* Description of the task
Tally the lines of the listing that contain the word "title", then give the total and nothing else.

* Listed entries
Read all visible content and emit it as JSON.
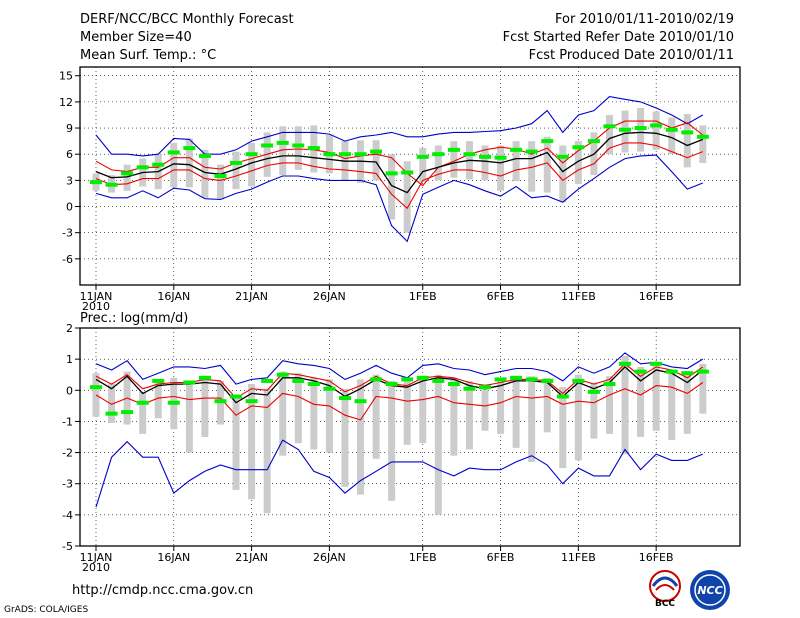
{
  "header": {
    "title": "DERF/NCC/BCC Monthly Forecast",
    "member_size": "Member Size=40",
    "variable": "Mean Surf. Temp.: °C",
    "period": "For 2010/01/11-2010/02/19",
    "started": "Fcst Started Refer Date 2010/01/10",
    "produced": "Fcst Produced Date 2010/01/11"
  },
  "footer": {
    "url": "http://cmdp.ncc.cma.gov.cn",
    "credit": "GrADS: COLA/IGES",
    "logo_bcc": "BCC",
    "logo_ncc": "NCC"
  },
  "colors": {
    "box": "#cccccc",
    "median": "#00ee00",
    "mean": "#000000",
    "spread": "#ee0000",
    "extreme": "#0000cc",
    "grid": "#000000"
  },
  "chart_data": [
    {
      "type": "line",
      "title": "Mean Surf. Temp.: °C",
      "ylim": [
        -9,
        16
      ],
      "yticks": [
        -6,
        -3,
        0,
        3,
        6,
        9,
        12,
        15
      ],
      "xlabels": [
        "11JAN",
        "16JAN",
        "21JAN",
        "26JAN",
        "1FEB",
        "6FEB",
        "11FEB",
        "16FEB"
      ],
      "xlabels_days": [
        1,
        6,
        11,
        16,
        22,
        27,
        32,
        37
      ],
      "year_label": "2010",
      "grid": true,
      "days": 40,
      "series": [
        {
          "name": "max",
          "values": [
            8.2,
            6.0,
            6.0,
            5.8,
            6.0,
            7.8,
            7.7,
            6.0,
            6.0,
            6.5,
            7.5,
            8.0,
            8.5,
            8.5,
            8.5,
            8.3,
            7.5,
            8.0,
            8.2,
            8.5,
            8.0,
            8.0,
            8.3,
            8.5,
            8.5,
            8.6,
            8.7,
            9.0,
            9.5,
            11.0,
            8.5,
            10.5,
            11.0,
            12.6,
            12.3,
            12.0,
            11.3,
            10.5,
            9.5,
            10.5
          ]
        },
        {
          "name": "upper",
          "values": [
            5.2,
            4.2,
            4.0,
            4.5,
            4.5,
            5.6,
            5.6,
            4.5,
            4.3,
            5.0,
            5.5,
            6.0,
            6.5,
            6.6,
            6.5,
            6.2,
            5.5,
            5.8,
            6.0,
            5.6,
            3.8,
            2.4,
            4.5,
            5.2,
            6.0,
            6.5,
            6.8,
            6.6,
            6.0,
            6.7,
            5.0,
            6.4,
            7.5,
            9.0,
            9.8,
            9.8,
            9.8,
            9.0,
            9.6,
            8.2
          ]
        },
        {
          "name": "mean",
          "values": [
            4.0,
            3.3,
            3.4,
            3.9,
            4.0,
            4.9,
            4.8,
            3.9,
            3.7,
            4.3,
            5.0,
            5.5,
            5.8,
            5.8,
            5.6,
            5.4,
            5.2,
            5.2,
            5.1,
            2.4,
            1.6,
            4.0,
            4.5,
            5.0,
            5.3,
            5.2,
            5.0,
            5.5,
            5.5,
            6.2,
            4.0,
            5.2,
            6.0,
            7.8,
            8.4,
            8.5,
            8.4,
            7.9,
            7.0,
            7.7
          ]
        },
        {
          "name": "lower",
          "values": [
            3.2,
            2.5,
            2.6,
            3.2,
            3.2,
            4.2,
            4.2,
            3.2,
            3.0,
            3.5,
            4.1,
            4.7,
            5.0,
            5.0,
            4.6,
            4.3,
            4.2,
            4.0,
            3.8,
            1.4,
            -0.2,
            3.0,
            3.7,
            4.2,
            4.2,
            3.9,
            3.5,
            4.2,
            4.5,
            5.0,
            3.0,
            4.2,
            4.9,
            6.7,
            7.3,
            7.3,
            7.0,
            6.3,
            5.6,
            6.3
          ]
        },
        {
          "name": "min",
          "values": [
            1.5,
            1.0,
            1.0,
            1.8,
            1.0,
            2.1,
            1.9,
            0.9,
            0.8,
            1.5,
            2.0,
            2.8,
            3.5,
            3.5,
            3.2,
            3.0,
            3.0,
            3.0,
            2.5,
            -2.2,
            -4.0,
            1.4,
            2.2,
            3.0,
            2.5,
            1.8,
            1.2,
            2.3,
            1.0,
            1.2,
            0.5,
            2.0,
            3.2,
            4.5,
            5.5,
            5.8,
            5.9,
            4.0,
            2.0,
            2.7
          ]
        },
        {
          "name": "median",
          "values": [
            2.8,
            2.5,
            3.8,
            4.5,
            4.8,
            6.2,
            6.7,
            5.8,
            3.5,
            5.0,
            6.0,
            7.0,
            7.3,
            7.0,
            6.7,
            6.0,
            6.0,
            6.0,
            6.3,
            3.8,
            3.9,
            5.7,
            6.0,
            6.5,
            6.0,
            5.7,
            5.6,
            6.5,
            6.3,
            7.5,
            5.7,
            6.8,
            7.5,
            9.2,
            8.8,
            9.0,
            9.3,
            8.8,
            8.5,
            8.0
          ]
        },
        {
          "name": "box_high",
          "values": [
            3.8,
            3.6,
            4.8,
            5.5,
            6.0,
            7.3,
            7.8,
            6.5,
            4.8,
            6.3,
            7.3,
            8.5,
            9.2,
            9.2,
            9.3,
            8.2,
            7.5,
            7.6,
            7.6,
            6.0,
            5.2,
            6.7,
            7.0,
            7.5,
            7.5,
            7.0,
            7.0,
            7.5,
            7.5,
            8.0,
            7.0,
            7.5,
            8.5,
            10.5,
            11.0,
            11.3,
            10.9,
            10.2,
            10.6,
            9.3
          ]
        },
        {
          "name": "box_low",
          "values": [
            1.8,
            1.6,
            1.8,
            2.3,
            2.0,
            2.2,
            2.2,
            1.0,
            0.8,
            2.0,
            2.3,
            3.4,
            3.6,
            4.2,
            3.9,
            3.8,
            3.0,
            2.7,
            3.0,
            -1.5,
            -3.0,
            2.8,
            3.0,
            3.3,
            3.1,
            3.0,
            1.8,
            2.9,
            1.7,
            1.6,
            0.5,
            2.6,
            3.6,
            6.0,
            6.2,
            6.3,
            6.5,
            6.0,
            4.5,
            5.0
          ]
        }
      ]
    },
    {
      "type": "line",
      "title": "Prec.: log(mm/d)",
      "ylim": [
        -5,
        2
      ],
      "yticks": [
        -5,
        -4,
        -3,
        -2,
        -1,
        0,
        1,
        2
      ],
      "xlabels": [
        "11JAN",
        "16JAN",
        "21JAN",
        "26JAN",
        "1FEB",
        "6FEB",
        "11FEB",
        "16FEB"
      ],
      "xlabels_days": [
        1,
        6,
        11,
        16,
        22,
        27,
        32,
        37
      ],
      "year_label": "2010",
      "grid": true,
      "days": 40,
      "series": [
        {
          "name": "max",
          "values": [
            0.85,
            0.65,
            0.95,
            0.35,
            0.55,
            0.75,
            0.75,
            0.7,
            0.8,
            0.2,
            0.35,
            0.4,
            0.95,
            0.85,
            0.8,
            0.7,
            0.35,
            0.55,
            0.8,
            0.55,
            0.4,
            0.8,
            0.85,
            0.7,
            0.65,
            0.5,
            0.6,
            0.7,
            0.7,
            0.6,
            0.3,
            0.75,
            0.55,
            0.75,
            1.2,
            0.85,
            0.9,
            0.75,
            0.7,
            1.0
          ]
        },
        {
          "name": "upper",
          "values": [
            0.45,
            0.2,
            0.5,
            0.05,
            0.2,
            0.25,
            0.25,
            0.35,
            0.3,
            -0.25,
            0.05,
            0.0,
            0.55,
            0.5,
            0.4,
            0.3,
            -0.05,
            0.15,
            0.45,
            0.2,
            0.15,
            0.4,
            0.45,
            0.4,
            0.25,
            0.15,
            0.25,
            0.35,
            0.35,
            0.3,
            -0.1,
            0.35,
            0.2,
            0.35,
            0.85,
            0.45,
            0.75,
            0.65,
            0.4,
            0.75
          ]
        },
        {
          "name": "mean",
          "values": [
            0.35,
            0.05,
            0.45,
            -0.1,
            0.15,
            0.2,
            0.2,
            0.25,
            0.2,
            -0.4,
            -0.1,
            -0.15,
            0.4,
            0.4,
            0.3,
            0.15,
            -0.2,
            0.05,
            0.35,
            0.15,
            0.1,
            0.3,
            0.4,
            0.35,
            0.15,
            0.05,
            0.15,
            0.3,
            0.3,
            0.25,
            -0.2,
            0.25,
            0.05,
            0.25,
            0.75,
            0.3,
            0.65,
            0.55,
            0.25,
            0.65
          ]
        },
        {
          "name": "lower",
          "values": [
            -0.15,
            -0.45,
            -0.25,
            -0.45,
            -0.25,
            -0.2,
            -0.3,
            -0.25,
            -0.25,
            -0.8,
            -0.5,
            -0.55,
            -0.1,
            -0.2,
            -0.45,
            -0.5,
            -0.8,
            -0.95,
            -0.2,
            -0.25,
            -0.35,
            -0.3,
            -0.2,
            -0.4,
            -0.45,
            -0.5,
            -0.4,
            -0.2,
            -0.25,
            -0.2,
            -0.45,
            -0.35,
            -0.4,
            -0.15,
            0.05,
            -0.15,
            0.15,
            0.1,
            -0.1,
            0.25
          ]
        },
        {
          "name": "min",
          "values": [
            -3.75,
            -2.15,
            -1.65,
            -2.15,
            -2.15,
            -3.3,
            -2.9,
            -2.6,
            -2.4,
            -2.55,
            -2.55,
            -2.55,
            -1.6,
            -1.9,
            -2.6,
            -2.8,
            -3.3,
            -2.9,
            -2.6,
            -2.3,
            -2.3,
            -2.3,
            -2.55,
            -2.75,
            -2.5,
            -2.55,
            -2.55,
            -2.3,
            -2.1,
            -2.4,
            -3.0,
            -2.5,
            -2.75,
            -2.75,
            -1.9,
            -2.55,
            -2.05,
            -2.25,
            -2.25,
            -2.05
          ]
        },
        {
          "name": "median",
          "values": [
            0.1,
            -0.75,
            -0.7,
            -0.4,
            0.3,
            -0.4,
            0.25,
            0.4,
            -0.35,
            -0.2,
            -0.35,
            0.3,
            0.5,
            0.3,
            0.2,
            0.05,
            -0.25,
            -0.35,
            0.35,
            0.2,
            0.35,
            0.4,
            0.3,
            0.2,
            0.05,
            0.1,
            0.35,
            0.4,
            0.35,
            0.3,
            -0.2,
            0.3,
            -0.05,
            0.2,
            0.85,
            0.6,
            0.85,
            0.6,
            0.55,
            0.6
          ]
        },
        {
          "name": "box_high",
          "values": [
            0.55,
            0.2,
            0.6,
            -0.05,
            0.25,
            0.4,
            0.3,
            0.35,
            0.3,
            -0.2,
            0.2,
            0.05,
            0.6,
            0.55,
            0.4,
            0.35,
            0.05,
            0.35,
            0.5,
            0.3,
            0.3,
            0.45,
            0.5,
            0.4,
            0.3,
            0.2,
            0.35,
            0.45,
            0.45,
            0.4,
            0.1,
            0.5,
            0.25,
            0.45,
            1.1,
            0.75,
            0.85,
            0.6,
            0.6,
            0.85
          ]
        },
        {
          "name": "box_low",
          "values": [
            -0.85,
            -1.05,
            -1.1,
            -1.4,
            -0.9,
            -1.25,
            -2.0,
            -1.5,
            -1.1,
            -3.2,
            -3.5,
            -3.95,
            -2.1,
            -1.7,
            -1.9,
            -2.0,
            -3.1,
            -3.35,
            -2.2,
            -3.55,
            -1.75,
            -1.7,
            -4.0,
            -2.1,
            -1.9,
            -1.3,
            -1.4,
            -1.85,
            -2.3,
            -1.35,
            -2.5,
            -2.25,
            -1.55,
            -1.4,
            -2.05,
            -1.5,
            -1.3,
            -1.6,
            -1.4,
            -0.75
          ]
        }
      ]
    }
  ]
}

* Result for this exercise
3